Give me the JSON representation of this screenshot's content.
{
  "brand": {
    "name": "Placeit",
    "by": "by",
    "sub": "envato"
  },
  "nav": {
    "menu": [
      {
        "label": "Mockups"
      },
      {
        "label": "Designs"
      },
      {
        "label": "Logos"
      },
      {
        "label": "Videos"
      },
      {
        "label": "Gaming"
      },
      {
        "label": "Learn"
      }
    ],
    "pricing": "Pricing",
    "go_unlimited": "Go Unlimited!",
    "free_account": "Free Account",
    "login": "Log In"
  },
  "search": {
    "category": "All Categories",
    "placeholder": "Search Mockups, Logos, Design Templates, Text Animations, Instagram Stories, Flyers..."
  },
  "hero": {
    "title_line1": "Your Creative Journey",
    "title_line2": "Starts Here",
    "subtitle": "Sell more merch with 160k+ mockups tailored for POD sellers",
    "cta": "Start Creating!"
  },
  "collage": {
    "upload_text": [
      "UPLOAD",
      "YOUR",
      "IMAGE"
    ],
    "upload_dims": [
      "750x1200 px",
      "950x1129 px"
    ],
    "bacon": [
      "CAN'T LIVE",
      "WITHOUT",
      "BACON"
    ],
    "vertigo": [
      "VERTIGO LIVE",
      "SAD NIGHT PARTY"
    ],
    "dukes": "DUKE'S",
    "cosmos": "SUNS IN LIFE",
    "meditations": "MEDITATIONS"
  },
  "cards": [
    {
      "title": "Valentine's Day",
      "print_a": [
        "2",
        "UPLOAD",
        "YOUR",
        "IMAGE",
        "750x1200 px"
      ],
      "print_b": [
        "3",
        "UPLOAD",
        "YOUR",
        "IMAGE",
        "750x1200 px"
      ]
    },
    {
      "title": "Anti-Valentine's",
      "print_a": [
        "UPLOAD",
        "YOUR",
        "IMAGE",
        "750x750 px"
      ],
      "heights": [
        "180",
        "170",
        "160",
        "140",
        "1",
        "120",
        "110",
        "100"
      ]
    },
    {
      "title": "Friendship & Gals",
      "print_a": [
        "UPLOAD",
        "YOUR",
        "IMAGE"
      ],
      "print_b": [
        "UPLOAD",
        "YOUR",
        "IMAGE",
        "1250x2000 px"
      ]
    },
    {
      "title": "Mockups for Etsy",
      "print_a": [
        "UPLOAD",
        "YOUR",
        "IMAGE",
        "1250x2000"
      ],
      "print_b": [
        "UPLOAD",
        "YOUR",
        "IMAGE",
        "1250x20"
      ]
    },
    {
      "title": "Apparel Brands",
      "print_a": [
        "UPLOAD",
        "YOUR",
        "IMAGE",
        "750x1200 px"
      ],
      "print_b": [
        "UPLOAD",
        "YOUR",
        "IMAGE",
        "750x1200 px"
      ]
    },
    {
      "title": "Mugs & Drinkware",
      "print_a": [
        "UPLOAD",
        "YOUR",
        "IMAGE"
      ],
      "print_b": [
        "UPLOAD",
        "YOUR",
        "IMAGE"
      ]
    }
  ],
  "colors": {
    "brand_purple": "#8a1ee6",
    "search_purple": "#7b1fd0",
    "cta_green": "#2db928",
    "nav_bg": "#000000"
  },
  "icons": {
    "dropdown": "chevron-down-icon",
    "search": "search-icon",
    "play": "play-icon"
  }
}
────────
Where a line contains "label", copy that line.

        "label": "Mockups"
        "label": "Designs"
        "label": "Logos"
        "label": "Videos"
        "label": "Gaming"
        "label": "Learn"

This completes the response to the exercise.